* [WHAT NEEDS TO BE DONE]: Pick up the court passage below on whether the Northway Tribal Court case is moot, and continue it from its last sentence.

In their second amended complaint, plaintiffs seek a declaration that the Native Village of Northway was not lawfully recognized by the federal government and thus its court lacks authority to adjudicate the custody dispute between Sitton and Felix (plaintiffs' first and second claims for relief). In the alternative, if the Native Village of Northway is a validly recognized federal tribe with the authority to adjudicate the custody dispute between Sitton and Felix, then plaintiffs seek a declaration that the due process rights of Heather Nichole have been violated (plaintiffs' third and fourth claims for relief). Lastly, plaintiffs seek to enjoin the Native Village of Northway and the Northway Tribal Court from taking any action regarding the custody dispute between Sitton and Felix. Defendants argue that there is no longer a live case or controversy to support these requests for declaratory and injunctive relief because the custody dispute between Sitton and Felix has been resolved in state court and the Northway Tribal Court no longer has an open case involving Heather Nichole's custody. In short, defendants contend that Sitton has been afforded the very relief she sought in this case, which was to have Heather Nichole's custody decided in state court, without any interference from the Northway Tribal Court.
Plaintiffs dispute defendants' assertion that Sitton has been afforded the very relief that she sought in this case. Plaintiffs aptly argue that this case has nothing to do with the actual custody dispute that existed between Sitton and Felix. The court previously recognized that in this case plaintiffs are challenging "the very existence of the tribal court and/or the constitutionality of the consequence of there being state and tribal court jurisdiction over child custody matters, if there is such dual jurisdiction." [FN14] Plaintiffs have not been afforded the relief they seek here, which is a declaration that the Northway Tribal Court has no jurisdiction over any child custody dispute involving Heather Nichole and a permanent injunction prohibiting the Tribal Court from ever asserting itself into any custody matters involving Heather Nicole. But the fact that plaintiffs have not been afforded the relief they seek in their second amended complaint does not answer the question currently before the court, which is whether this case is moot.

* [GIVEN INFORMATION]:
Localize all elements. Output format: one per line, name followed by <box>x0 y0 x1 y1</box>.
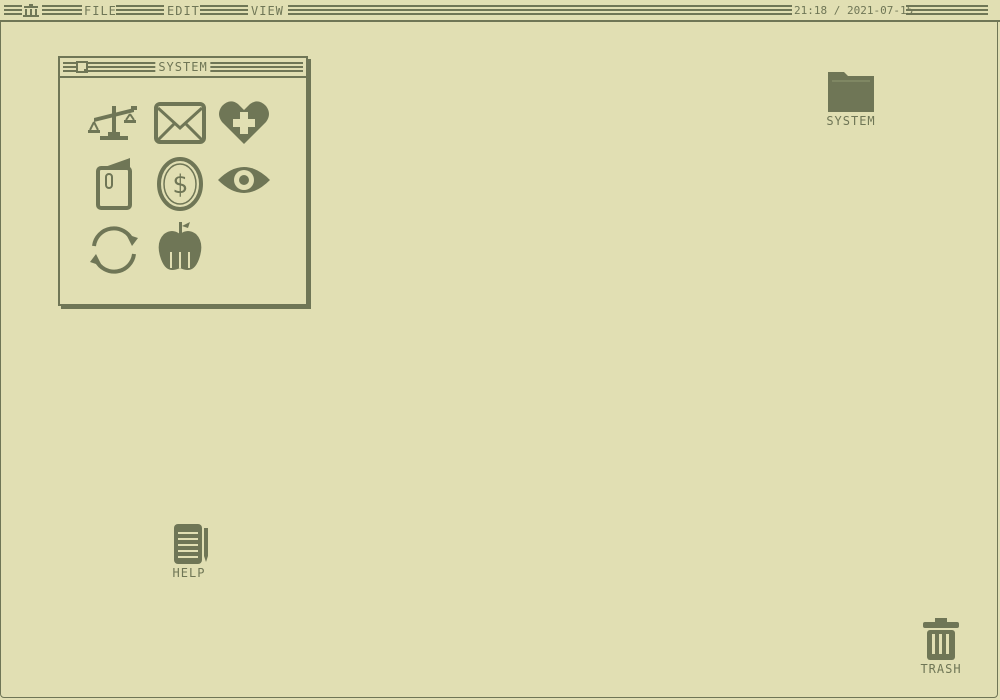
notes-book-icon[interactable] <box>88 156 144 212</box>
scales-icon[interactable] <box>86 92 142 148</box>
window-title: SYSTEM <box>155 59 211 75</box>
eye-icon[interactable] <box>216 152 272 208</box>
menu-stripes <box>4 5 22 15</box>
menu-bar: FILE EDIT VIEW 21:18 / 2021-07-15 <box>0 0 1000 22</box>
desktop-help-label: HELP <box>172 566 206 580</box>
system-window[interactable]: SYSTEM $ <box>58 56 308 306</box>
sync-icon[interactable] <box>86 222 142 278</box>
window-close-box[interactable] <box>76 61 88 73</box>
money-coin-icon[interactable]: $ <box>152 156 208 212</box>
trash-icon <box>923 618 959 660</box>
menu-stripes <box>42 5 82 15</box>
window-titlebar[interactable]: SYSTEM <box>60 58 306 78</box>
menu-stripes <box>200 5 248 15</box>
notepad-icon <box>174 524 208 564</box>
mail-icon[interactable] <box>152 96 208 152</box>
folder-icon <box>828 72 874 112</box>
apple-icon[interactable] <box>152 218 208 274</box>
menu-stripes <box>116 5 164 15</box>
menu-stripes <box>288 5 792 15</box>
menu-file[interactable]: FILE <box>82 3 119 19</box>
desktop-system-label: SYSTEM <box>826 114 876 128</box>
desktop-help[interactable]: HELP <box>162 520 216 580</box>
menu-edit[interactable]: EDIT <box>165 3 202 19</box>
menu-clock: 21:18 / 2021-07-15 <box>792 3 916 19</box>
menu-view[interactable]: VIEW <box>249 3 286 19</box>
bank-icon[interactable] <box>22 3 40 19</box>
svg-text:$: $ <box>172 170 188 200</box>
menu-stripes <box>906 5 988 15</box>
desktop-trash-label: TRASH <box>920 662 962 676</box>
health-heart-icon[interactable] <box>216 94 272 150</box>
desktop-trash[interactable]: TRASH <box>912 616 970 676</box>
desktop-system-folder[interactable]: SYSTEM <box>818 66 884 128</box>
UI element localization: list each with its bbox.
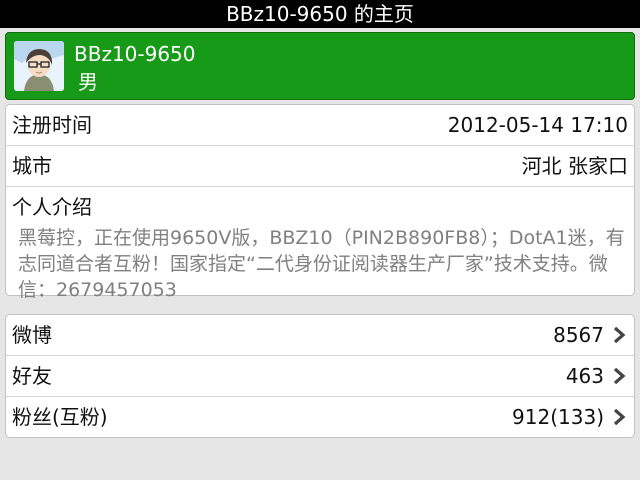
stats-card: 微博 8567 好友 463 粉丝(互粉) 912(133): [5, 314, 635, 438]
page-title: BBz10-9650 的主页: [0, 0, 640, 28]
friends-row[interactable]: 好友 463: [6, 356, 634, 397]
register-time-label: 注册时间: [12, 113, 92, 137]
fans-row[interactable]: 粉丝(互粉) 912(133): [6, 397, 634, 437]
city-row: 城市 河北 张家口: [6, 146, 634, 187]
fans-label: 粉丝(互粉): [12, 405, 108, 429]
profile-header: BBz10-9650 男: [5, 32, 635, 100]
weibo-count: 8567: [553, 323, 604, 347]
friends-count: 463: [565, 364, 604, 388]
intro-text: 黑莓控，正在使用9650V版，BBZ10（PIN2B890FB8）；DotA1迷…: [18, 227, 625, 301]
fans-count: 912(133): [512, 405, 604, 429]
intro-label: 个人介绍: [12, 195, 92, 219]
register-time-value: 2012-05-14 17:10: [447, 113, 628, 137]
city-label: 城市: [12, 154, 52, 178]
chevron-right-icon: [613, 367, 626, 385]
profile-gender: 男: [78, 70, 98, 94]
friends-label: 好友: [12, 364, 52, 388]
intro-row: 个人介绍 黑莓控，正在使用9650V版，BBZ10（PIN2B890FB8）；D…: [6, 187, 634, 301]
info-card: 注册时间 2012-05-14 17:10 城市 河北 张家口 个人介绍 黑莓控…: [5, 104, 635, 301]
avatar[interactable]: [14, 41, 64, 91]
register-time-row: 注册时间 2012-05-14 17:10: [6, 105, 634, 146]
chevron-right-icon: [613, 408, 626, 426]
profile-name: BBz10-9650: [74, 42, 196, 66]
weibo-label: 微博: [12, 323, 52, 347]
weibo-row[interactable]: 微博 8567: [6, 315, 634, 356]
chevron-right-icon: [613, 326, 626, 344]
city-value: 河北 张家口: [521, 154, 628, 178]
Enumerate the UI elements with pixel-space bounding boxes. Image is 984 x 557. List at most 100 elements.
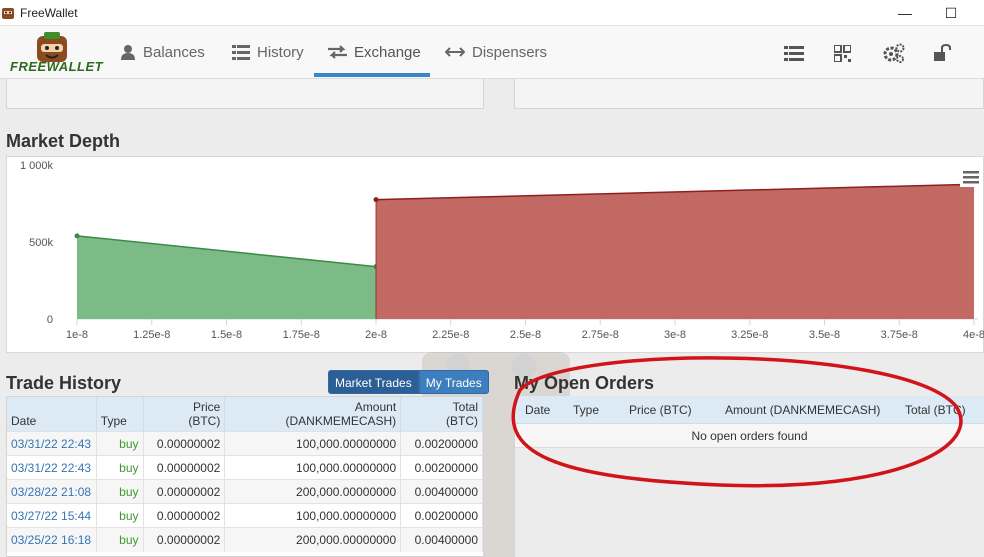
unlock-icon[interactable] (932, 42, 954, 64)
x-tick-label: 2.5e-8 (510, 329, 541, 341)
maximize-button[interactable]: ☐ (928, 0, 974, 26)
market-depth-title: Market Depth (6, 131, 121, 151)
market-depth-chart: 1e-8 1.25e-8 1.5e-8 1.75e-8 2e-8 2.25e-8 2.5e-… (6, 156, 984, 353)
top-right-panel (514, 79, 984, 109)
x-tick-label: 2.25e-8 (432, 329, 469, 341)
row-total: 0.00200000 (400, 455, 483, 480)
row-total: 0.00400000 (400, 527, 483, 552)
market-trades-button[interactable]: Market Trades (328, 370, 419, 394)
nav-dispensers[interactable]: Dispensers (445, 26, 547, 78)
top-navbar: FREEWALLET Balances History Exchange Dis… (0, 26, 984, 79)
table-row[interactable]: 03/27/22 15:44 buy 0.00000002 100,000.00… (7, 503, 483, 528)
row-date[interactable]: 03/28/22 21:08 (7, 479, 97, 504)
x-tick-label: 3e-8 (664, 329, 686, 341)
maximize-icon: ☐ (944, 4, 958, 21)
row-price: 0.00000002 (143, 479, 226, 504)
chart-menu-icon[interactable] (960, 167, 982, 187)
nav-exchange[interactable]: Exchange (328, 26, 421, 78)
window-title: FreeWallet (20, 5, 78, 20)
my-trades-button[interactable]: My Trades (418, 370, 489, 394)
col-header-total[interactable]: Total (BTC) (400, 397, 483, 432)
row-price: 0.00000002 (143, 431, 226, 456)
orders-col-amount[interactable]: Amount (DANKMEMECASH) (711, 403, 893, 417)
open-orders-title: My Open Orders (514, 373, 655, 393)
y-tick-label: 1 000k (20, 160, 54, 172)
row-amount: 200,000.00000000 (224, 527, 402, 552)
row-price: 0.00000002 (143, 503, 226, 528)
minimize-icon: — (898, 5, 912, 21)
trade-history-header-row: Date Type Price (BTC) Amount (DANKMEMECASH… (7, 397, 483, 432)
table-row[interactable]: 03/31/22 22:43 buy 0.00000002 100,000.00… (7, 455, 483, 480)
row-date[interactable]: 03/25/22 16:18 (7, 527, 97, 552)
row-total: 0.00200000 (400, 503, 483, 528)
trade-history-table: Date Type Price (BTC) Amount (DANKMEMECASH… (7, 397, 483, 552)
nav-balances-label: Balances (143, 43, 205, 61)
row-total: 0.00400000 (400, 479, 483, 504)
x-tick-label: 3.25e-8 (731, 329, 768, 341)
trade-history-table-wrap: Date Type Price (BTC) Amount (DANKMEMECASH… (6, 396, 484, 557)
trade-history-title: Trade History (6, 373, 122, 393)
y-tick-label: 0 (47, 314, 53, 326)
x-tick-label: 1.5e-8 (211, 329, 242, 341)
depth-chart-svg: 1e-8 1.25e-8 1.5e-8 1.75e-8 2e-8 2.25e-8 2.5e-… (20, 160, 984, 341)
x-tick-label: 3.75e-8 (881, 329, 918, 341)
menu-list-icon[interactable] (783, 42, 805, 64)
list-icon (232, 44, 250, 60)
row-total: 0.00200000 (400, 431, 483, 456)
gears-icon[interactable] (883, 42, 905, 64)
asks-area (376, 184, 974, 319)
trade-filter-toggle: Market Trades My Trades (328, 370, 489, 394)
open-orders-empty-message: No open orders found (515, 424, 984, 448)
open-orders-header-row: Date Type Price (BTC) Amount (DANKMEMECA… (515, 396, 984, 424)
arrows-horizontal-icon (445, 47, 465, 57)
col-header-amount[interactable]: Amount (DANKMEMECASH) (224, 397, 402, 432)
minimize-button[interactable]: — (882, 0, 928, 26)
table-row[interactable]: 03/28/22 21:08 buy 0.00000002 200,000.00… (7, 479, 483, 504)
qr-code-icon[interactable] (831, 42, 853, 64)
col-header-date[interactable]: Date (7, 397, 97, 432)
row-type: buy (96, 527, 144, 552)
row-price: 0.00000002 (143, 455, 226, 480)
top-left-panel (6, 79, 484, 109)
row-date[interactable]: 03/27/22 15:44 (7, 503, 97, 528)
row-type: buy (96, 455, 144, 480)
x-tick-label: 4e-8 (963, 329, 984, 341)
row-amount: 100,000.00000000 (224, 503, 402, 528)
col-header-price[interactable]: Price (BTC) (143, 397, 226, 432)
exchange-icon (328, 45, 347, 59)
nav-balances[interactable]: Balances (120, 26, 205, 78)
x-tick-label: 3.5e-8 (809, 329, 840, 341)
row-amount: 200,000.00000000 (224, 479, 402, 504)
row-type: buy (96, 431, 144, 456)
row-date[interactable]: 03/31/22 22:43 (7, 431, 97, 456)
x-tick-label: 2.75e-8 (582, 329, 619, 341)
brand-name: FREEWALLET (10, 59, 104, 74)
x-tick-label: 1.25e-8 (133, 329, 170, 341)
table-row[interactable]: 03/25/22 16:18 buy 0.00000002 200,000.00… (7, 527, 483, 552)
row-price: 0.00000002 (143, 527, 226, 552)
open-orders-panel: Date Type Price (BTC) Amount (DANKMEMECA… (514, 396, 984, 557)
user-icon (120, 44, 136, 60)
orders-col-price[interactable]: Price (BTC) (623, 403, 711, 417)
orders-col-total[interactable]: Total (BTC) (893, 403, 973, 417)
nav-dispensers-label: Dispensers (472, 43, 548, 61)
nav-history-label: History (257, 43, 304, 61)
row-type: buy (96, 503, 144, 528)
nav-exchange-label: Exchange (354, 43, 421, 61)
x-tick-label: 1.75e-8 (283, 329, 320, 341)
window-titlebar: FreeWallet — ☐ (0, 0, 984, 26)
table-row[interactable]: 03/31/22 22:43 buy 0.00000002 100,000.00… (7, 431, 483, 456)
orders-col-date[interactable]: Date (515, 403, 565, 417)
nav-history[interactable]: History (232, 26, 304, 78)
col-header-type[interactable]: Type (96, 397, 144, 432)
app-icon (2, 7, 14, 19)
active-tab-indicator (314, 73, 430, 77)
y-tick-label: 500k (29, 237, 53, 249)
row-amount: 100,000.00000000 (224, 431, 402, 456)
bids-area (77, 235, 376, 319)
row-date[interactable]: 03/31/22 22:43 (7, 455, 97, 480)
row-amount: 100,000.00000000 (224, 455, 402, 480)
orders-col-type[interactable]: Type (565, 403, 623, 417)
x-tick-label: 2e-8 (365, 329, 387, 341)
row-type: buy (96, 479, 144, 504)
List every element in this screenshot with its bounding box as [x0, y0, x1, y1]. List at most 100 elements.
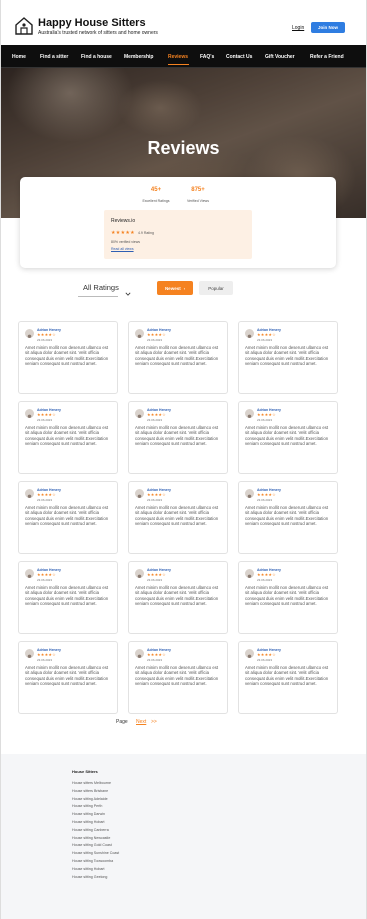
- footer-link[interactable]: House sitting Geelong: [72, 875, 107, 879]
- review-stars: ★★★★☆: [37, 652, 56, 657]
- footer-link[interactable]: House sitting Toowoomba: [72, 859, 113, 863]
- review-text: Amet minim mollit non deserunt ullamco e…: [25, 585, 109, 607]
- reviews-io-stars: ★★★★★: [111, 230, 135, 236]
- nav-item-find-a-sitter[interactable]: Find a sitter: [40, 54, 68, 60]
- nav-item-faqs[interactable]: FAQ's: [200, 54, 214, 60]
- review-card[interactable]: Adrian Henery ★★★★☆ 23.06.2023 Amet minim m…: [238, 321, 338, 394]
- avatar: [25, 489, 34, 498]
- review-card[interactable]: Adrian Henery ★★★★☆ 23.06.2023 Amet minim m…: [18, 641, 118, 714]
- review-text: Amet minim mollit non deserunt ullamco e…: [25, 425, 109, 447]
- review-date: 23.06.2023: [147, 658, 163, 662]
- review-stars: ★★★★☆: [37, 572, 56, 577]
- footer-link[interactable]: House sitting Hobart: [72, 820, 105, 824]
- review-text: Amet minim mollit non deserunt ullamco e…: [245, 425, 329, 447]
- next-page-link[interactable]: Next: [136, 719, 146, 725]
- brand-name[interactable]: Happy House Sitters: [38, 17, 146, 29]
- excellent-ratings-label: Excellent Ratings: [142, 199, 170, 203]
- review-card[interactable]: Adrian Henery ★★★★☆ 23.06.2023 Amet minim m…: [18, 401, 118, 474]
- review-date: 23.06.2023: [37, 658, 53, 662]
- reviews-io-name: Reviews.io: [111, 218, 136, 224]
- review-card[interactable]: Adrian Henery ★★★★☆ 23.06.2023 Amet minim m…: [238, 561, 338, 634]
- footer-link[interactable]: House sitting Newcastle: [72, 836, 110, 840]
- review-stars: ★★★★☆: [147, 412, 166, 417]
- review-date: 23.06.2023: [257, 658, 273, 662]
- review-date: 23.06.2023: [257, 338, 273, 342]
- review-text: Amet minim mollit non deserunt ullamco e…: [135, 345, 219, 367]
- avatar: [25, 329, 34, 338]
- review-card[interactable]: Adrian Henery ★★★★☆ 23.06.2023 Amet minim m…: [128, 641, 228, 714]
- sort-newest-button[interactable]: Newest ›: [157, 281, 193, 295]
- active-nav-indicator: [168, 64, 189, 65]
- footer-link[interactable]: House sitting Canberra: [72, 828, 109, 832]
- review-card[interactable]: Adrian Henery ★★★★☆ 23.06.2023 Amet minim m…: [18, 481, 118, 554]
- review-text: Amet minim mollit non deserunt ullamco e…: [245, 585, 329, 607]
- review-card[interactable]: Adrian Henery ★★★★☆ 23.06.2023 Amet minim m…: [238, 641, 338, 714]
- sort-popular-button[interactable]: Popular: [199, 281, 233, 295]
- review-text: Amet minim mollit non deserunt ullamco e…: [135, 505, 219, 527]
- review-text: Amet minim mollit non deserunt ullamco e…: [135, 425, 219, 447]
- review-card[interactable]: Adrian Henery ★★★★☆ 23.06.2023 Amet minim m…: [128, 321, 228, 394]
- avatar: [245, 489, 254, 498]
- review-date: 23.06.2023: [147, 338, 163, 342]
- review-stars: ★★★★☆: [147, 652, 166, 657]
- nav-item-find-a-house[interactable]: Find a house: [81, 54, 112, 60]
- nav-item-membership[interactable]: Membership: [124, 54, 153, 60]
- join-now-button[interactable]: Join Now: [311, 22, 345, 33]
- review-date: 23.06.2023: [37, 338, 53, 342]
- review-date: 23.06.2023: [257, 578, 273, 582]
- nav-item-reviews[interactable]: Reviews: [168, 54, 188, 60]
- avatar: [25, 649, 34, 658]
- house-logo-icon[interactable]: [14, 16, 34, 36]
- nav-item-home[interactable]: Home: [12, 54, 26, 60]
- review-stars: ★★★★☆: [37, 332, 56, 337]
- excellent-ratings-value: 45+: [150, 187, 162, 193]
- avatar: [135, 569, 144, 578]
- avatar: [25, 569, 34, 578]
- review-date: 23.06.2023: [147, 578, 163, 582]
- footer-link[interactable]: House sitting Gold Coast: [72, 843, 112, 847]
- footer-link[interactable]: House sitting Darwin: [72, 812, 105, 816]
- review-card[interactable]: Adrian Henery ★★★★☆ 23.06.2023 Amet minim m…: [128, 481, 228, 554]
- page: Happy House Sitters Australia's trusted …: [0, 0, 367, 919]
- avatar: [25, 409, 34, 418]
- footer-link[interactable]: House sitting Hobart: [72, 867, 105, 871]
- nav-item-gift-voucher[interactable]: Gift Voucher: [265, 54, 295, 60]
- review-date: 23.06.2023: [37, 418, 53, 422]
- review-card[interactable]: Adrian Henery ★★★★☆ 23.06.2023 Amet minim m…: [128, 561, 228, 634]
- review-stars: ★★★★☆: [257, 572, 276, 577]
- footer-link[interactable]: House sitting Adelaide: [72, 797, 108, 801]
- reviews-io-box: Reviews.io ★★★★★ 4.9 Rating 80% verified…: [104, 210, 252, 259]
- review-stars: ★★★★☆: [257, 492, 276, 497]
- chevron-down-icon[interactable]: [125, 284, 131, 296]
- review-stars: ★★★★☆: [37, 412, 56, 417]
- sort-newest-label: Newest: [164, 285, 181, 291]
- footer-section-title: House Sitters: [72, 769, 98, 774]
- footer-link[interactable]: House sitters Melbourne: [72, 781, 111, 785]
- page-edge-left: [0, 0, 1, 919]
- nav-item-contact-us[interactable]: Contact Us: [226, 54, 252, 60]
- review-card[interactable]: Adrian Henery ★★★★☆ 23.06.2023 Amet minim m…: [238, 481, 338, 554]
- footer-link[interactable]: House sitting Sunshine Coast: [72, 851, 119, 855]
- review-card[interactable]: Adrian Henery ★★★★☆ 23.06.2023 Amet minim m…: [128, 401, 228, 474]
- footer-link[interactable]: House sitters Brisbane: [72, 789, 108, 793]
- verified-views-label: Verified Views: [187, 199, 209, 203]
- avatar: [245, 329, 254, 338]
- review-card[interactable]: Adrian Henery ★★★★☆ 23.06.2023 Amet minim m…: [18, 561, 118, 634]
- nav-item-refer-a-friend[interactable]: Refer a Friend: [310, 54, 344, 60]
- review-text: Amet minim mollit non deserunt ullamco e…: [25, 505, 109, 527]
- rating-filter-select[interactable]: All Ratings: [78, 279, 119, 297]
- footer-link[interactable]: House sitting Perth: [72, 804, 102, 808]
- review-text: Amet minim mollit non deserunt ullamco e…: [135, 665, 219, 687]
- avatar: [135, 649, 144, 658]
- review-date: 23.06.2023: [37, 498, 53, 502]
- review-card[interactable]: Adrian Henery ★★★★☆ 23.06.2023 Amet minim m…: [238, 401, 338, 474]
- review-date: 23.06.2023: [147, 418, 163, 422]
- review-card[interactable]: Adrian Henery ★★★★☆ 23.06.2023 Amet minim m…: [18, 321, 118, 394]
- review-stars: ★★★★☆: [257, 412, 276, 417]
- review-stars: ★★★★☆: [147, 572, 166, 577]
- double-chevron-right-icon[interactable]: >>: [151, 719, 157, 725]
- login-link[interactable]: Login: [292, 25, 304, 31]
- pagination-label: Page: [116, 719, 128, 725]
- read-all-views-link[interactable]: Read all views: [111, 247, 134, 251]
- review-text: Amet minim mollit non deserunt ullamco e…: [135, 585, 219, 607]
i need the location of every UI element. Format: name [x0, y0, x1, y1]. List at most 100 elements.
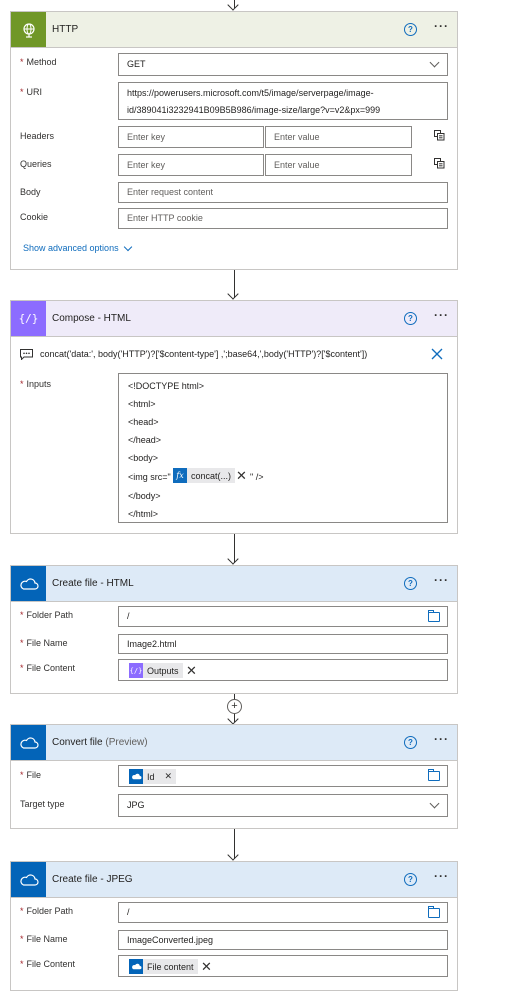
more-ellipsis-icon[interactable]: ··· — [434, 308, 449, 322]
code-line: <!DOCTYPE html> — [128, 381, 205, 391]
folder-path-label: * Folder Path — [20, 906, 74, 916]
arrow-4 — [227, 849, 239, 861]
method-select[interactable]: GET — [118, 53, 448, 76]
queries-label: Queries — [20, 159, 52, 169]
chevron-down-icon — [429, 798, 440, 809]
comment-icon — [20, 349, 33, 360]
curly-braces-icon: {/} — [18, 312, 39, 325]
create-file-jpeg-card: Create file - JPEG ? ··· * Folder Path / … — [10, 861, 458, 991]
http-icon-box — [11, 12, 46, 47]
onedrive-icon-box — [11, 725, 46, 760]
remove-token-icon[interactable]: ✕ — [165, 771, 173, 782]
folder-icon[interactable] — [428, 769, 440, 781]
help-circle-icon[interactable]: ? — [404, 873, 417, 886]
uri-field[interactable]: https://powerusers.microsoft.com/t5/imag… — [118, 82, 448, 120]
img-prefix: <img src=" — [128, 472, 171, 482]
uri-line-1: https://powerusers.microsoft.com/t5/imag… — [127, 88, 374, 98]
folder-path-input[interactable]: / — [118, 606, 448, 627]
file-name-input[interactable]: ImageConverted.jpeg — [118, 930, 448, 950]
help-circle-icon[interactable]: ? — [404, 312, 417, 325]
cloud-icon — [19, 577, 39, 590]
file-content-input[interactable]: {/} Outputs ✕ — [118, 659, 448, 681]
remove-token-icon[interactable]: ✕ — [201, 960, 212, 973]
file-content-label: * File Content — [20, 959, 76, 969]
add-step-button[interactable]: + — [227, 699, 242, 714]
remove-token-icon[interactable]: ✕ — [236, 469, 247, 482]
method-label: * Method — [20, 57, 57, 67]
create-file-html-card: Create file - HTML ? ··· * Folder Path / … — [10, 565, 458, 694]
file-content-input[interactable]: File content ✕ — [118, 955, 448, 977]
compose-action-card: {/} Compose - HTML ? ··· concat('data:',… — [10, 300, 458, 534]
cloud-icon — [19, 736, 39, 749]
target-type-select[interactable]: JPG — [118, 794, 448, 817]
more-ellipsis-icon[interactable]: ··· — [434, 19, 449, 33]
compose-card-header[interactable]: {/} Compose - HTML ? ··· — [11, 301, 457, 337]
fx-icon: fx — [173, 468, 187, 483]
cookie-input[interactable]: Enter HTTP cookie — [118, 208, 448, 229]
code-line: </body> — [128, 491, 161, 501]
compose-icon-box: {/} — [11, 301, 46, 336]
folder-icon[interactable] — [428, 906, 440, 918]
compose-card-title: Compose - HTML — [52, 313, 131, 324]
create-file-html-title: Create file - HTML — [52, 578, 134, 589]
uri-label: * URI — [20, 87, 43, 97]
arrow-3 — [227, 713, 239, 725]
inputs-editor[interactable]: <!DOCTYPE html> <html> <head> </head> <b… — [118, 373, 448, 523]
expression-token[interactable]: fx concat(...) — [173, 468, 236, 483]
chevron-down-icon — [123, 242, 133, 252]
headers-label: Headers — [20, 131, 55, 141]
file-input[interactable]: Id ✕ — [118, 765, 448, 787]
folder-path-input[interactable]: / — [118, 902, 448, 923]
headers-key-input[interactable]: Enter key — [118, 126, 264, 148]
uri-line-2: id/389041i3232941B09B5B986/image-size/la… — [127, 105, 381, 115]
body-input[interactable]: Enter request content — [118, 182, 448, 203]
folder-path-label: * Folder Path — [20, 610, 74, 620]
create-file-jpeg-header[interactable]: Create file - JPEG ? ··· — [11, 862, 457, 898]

* [WRITTEN REPLY]:
FN14. Order re Motion to Dismiss or Stay at 6 (Apr. 20, 2004), Clerk's Docket No. 71.
*3 "A case is moot if the issues presented are no longer live and there fails to be a 'case or controversy' under Article III of the Constitution." In re Burrell, 415 F.3d 994, 998 (9th Cir.2005). This case is essentially a declaratory judgment action. The test for mootness in a declaratory action is " 'whether the facts alleged, under all the circumstances, show that there is a substantial controversy, between parties having adverse legal interests, of sufficient immediacy and reality to warrant the issuance of a declaratory judgment." ' Gator.com Corp. v. L.L. Bean, Inc., 398 F.3d 1125, 1129 (9th Cir.2005) (quoting Biodiversity Legal Found. v. Badgley, 309 F.3d 1166, 1174-75 (9th Cir.2002)). Plaintiffs also seek injunctive relief in their second amended complaint. "[A] suit for injunctive relief is normally moot upon the termination of the conduct at issue[.]" Demery v. Arpaio, 378 F.3d 1020, 1025-26 (9th Cir.2004).
As detailed in the background statement above, the Northway defendants injected themselves into the matter of Heather Nichole's custody. However, state and federal court litigation having been commenced by Sitton, and the Northway defendants having obtained legal counsel, the tribal court unequivocally took itself out of the controversy, expressly terminating the tribal court proceedings "to enable the state court to undertake undisputed jurisdiction over the considerations of custody of this minor child." [FN15] The Tribal Court is presumed to have known of AS 25.30.310, discussed below, in ceding jurisdiction to the state court.
FN15. In re Felix, No. 133-92, Order Deferring Jurisdiction to State Court at 1 (Apr. 19, 2004), Attachment # 1, Memorandum and Motion to Dismiss for Mootness, Clerk's Docket No. 75 (emphasis added).
Subsequent to the cessation of tribal court proceedings as to Heather Nichole's custody, and as a result of a settlement between her parents, the Alaska Superior Court entered a custody judgment. That judgment constituted a "custody determination" for purposes of AS 25.30.310, which provides that a state court that has rendered a custody determination consistent with certain other state statutes, "has exclusive, continuing jurisdiction over the determination...." [FN16]
FN16. AS 25.30.310 contains several exceptions to the exclusivity of state court jurisdiction, none of which have application in the present case.
In light of the fact that the tribal court terminated its jurisdiction over the custody matter, and in light of the fact that the state court now has exclusive continuing jurisdiction over the custody matter by virtue of having entered a custody judgment, this court concludes that there is no ongoing, live dispute which calls into question the legal existence of the Northway Tribal Court. This conclusion means that plaintiffs' first and second claims for relief are moot, and this court has no jurisdiction over these claims.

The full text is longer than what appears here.